Job
Locate each line of the material that contains "邮政编码", then return it.

Data records
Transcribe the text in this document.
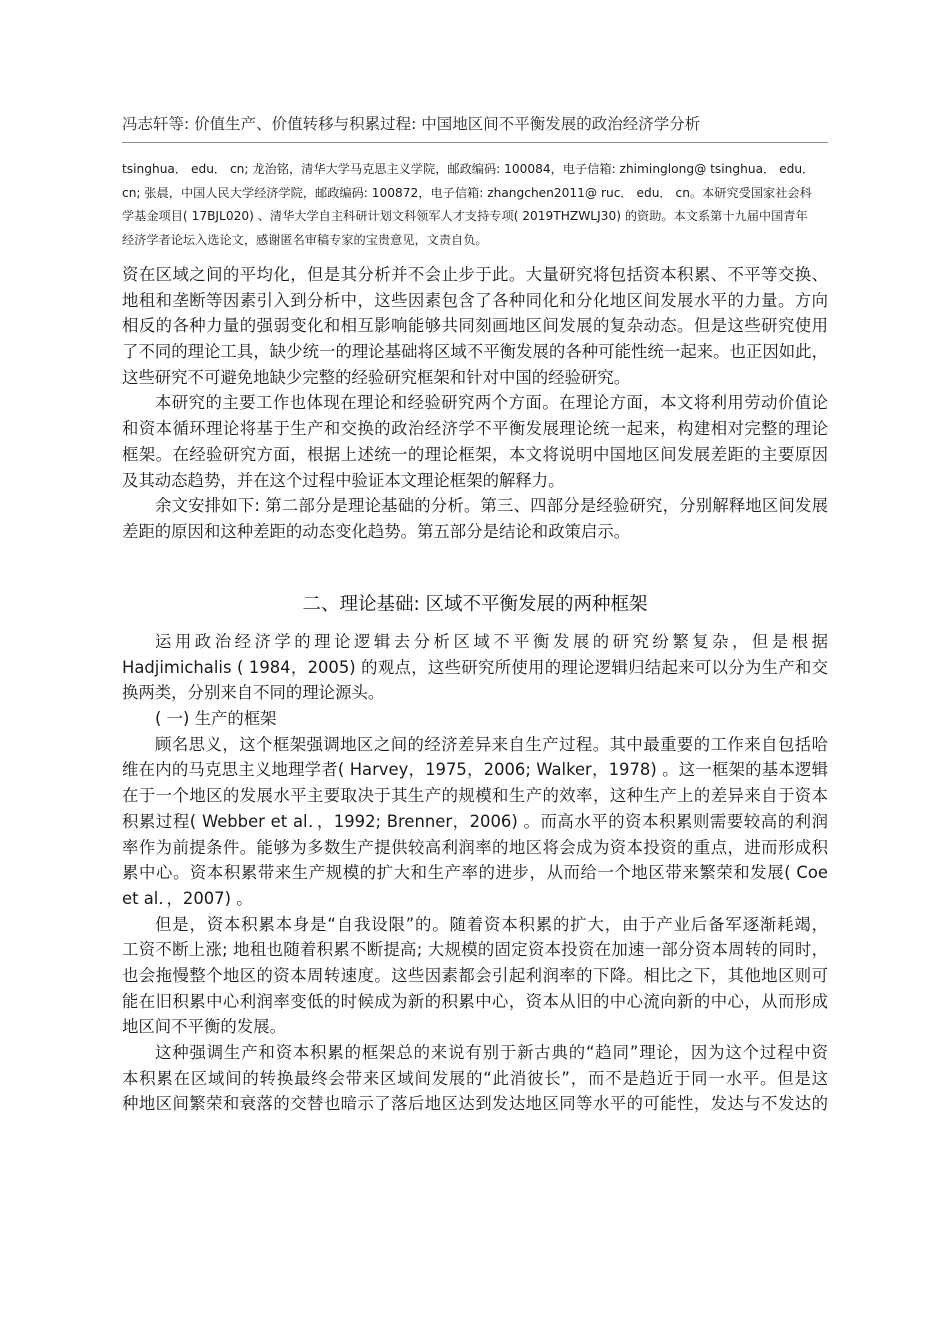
冯志轩等: 价值生产、价值转移与积累过程: 中国地区间不平衡发展的政治经济学分析
tsinghua． edu． cn; 龙治铭，清华大学马克思主义学院，邮政编码: 100084，电子信箱: zhiminglong@ tsinghua． edu．
cn; 张晨，中国人民大学经济学院，邮政编码: 100872，电子信箱: zhangchen2011@ ruc． edu． cn。本研究受国家社会科
学基金项目( 17BJL020) 、清华大学自主科研计划文科领军人才支持专项( 2019THZWLJ30) 的资助。本文系第十九届中国青年
经济学者论坛入选论文，感谢匿名审稿专家的宝贵意见，文责自负。
资在区域之间的平均化，但是其分析并不会止步于此。大量研究将包括资本积累、不平等交换、
地租和垄断等因素引入到分析中，这些因素包含了各种同化和分化地区间发展水平的力量。方向
相反的各种力量的强弱变化和相互影响能够共同刻画地区间发展的复杂动态。但是这些研究使用
了不同的理论工具，缺少统一的理论基础将区域不平衡发展的各种可能性统一起来。也正因如此，
这些研究不可避免地缺少完整的经验研究框架和针对中国的经验研究。
本研究的主要工作也体现在理论和经验研究两个方面。在理论方面，本文将利用劳动价值论
和资本循环理论将基于生产和交换的政治经济学不平衡发展理论统一起来，构建相对完整的理论
框架。在经验研究方面，根据上述统一的理论框架，本文将说明中国地区间发展差距的主要原因
及其动态趋势，并在这个过程中验证本文理论框架的解释力。
余文安排如下: 第二部分是理论基础的分析。第三、四部分是经验研究，分别解释地区间发展
差距的原因和这种差距的动态变化趋势。第五部分是结论和政策启示。
二、理论基础: 区域不平衡发展的两种框架
运用政治经济学的理论逻辑去分析区域不平衡发展的研究纷繁复杂，但是根据
Hadjimichalis ( 1984，2005) 的观点，这些研究所使用的理论逻辑归结起来可以分为生产和交
换两类，分别来自不同的理论源头。
( 一) 生产的框架
顾名思义，这个框架强调地区之间的经济差异来自生产过程。其中最重要的工作来自包括哈
维在内的马克思主义地理学者( Harvey，1975，2006; Walker，1978) 。这一框架的基本逻辑
在于一个地区的发展水平主要取决于其生产的规模和生产的效率，这种生产上的差异来自于资本
积累过程( Webber et al．，1992; Brenner，2006) 。而高水平的资本积累则需要较高的利润
率作为前提条件。能够为多数生产提供较高利润率的地区将会成为资本投资的重点，进而形成积
累中心。资本积累带来生产规模的扩大和生产率的进步，从而给一个地区带来繁荣和发展( Coe
et al．，2007) 。
但是，资本积累本身是“自我设限”的。随着资本积累的扩大，由于产业后备军逐渐耗竭，
工资不断上涨; 地租也随着积累不断提高; 大规模的固定资本投资在加速一部分资本周转的同时，
也会拖慢整个地区的资本周转速度。这些因素都会引起利润率的下降。相比之下，其他地区则可
能在旧积累中心利润率变低的时候成为新的积累中心，资本从旧的中心流向新的中心，从而形成
地区间不平衡的发展。
这种强调生产和资本积累的框架总的来说有别于新古典的“趋同”理论，因为这个过程中资
本积累在区域间的转换最终会带来区域间发展的“此消彼长”，而不是趋近于同一水平。但是这
种地区间繁荣和衰落的交替也暗示了落后地区达到发达地区同等水平的可能性，发达与不发达的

Task result
tsinghua． edu． cn; 龙治铭，清华大学马克思主义学院，邮政编码: 100084，电子信箱: zhiminglong@ tsinghua． edu．
cn; 张晨，中国人民大学经济学院，邮政编码: 100872，电子信箱: zhangchen2011@ ruc． edu． cn。本研究受国家社会科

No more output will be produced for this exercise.